◆ The task:
Determine the number of lines that contain the word "PSOC", then state that number and nothing more.

Extracted records:
▬▬▬

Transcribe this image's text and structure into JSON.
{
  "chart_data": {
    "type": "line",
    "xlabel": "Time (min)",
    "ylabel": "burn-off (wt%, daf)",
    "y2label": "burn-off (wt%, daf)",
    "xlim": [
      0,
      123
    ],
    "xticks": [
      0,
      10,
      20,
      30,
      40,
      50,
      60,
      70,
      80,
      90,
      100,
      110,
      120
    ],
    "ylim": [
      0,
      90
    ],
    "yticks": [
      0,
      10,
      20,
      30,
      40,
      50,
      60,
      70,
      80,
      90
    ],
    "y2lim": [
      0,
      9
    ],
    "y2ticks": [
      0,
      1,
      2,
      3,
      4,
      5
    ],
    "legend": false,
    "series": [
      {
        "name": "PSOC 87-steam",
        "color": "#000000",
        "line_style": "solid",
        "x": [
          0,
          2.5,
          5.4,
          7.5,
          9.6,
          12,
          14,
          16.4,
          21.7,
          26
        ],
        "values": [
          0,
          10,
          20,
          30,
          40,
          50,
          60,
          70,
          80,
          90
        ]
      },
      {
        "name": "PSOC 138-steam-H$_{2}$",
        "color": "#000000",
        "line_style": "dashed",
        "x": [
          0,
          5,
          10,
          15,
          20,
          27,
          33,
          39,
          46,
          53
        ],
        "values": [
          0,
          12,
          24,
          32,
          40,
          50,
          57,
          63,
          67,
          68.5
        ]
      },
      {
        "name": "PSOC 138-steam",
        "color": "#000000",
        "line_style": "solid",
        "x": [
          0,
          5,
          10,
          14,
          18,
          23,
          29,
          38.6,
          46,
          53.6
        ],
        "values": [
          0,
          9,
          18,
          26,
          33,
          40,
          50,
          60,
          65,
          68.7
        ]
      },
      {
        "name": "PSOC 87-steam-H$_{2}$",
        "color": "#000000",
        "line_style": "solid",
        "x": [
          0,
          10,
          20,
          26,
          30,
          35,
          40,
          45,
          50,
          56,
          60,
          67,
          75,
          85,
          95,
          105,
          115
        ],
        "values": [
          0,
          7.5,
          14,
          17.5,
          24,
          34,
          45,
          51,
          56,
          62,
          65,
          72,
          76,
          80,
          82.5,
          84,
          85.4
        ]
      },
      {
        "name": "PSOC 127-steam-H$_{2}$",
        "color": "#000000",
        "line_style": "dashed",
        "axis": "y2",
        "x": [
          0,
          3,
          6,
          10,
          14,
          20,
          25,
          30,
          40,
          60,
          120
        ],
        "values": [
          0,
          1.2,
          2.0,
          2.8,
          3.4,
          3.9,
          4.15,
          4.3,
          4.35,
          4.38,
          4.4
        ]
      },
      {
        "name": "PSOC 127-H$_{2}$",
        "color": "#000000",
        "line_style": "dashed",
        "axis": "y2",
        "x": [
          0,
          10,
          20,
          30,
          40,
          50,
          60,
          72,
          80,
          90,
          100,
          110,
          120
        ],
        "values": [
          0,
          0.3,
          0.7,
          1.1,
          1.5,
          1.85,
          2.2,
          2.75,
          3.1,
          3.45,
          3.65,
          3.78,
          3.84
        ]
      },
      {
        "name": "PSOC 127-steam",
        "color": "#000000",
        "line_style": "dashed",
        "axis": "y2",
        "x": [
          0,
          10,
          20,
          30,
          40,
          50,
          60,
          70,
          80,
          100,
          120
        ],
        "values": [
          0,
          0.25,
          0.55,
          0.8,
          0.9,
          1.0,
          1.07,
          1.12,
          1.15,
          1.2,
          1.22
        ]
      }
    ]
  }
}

▬▬▬

◆ Finished task:
7